TASK PROMPT: Select the lines of the records containing the word "Projects" and list them.

TASK INPUTS:

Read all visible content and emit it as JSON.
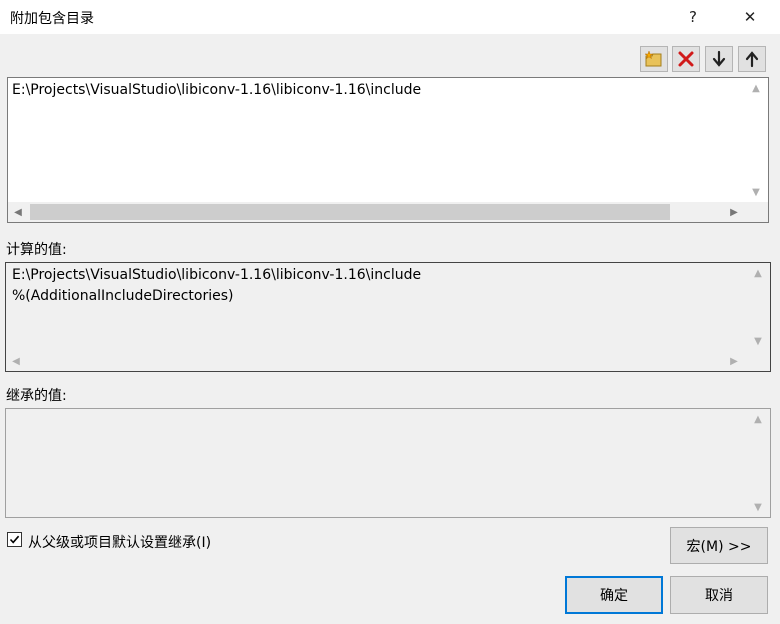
{
  "window": {
    "title": "附加包含目录",
    "help_glyph": "?",
    "close_glyph": "✕"
  },
  "list": {
    "items": [
      "E:\\Projects\\VisualStudio\\libiconv-1.16\\libiconv-1.16\\include"
    ]
  },
  "computed": {
    "label": "计算的值:",
    "lines": [
      "E:\\Projects\\VisualStudio\\libiconv-1.16\\libiconv-1.16\\include",
      "%(AdditionalIncludeDirectories)"
    ]
  },
  "inherited": {
    "label": "继承的值:"
  },
  "inherit_option": {
    "label": "从父级或项目默认设置继承(I)",
    "checked": true
  },
  "buttons": {
    "macros": "宏(M) >>",
    "ok": "确定",
    "cancel": "取消"
  },
  "icons": {
    "new_line": "new-folder-icon",
    "delete": "delete-x-icon",
    "move_down": "arrow-down-icon",
    "move_up": "arrow-up-icon"
  },
  "colors": {
    "accent": "#0078d7",
    "delete_red": "#d11a1a",
    "folder_yellow": "#e8c25a"
  }
}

REPLY TO THE EXERCISE:
      "E:\\Projects\\VisualStudio\\libiconv-1.16\\libiconv-1.16\\include"
      "E:\\Projects\\VisualStudio\\libiconv-1.16\\libiconv-1.16\\include",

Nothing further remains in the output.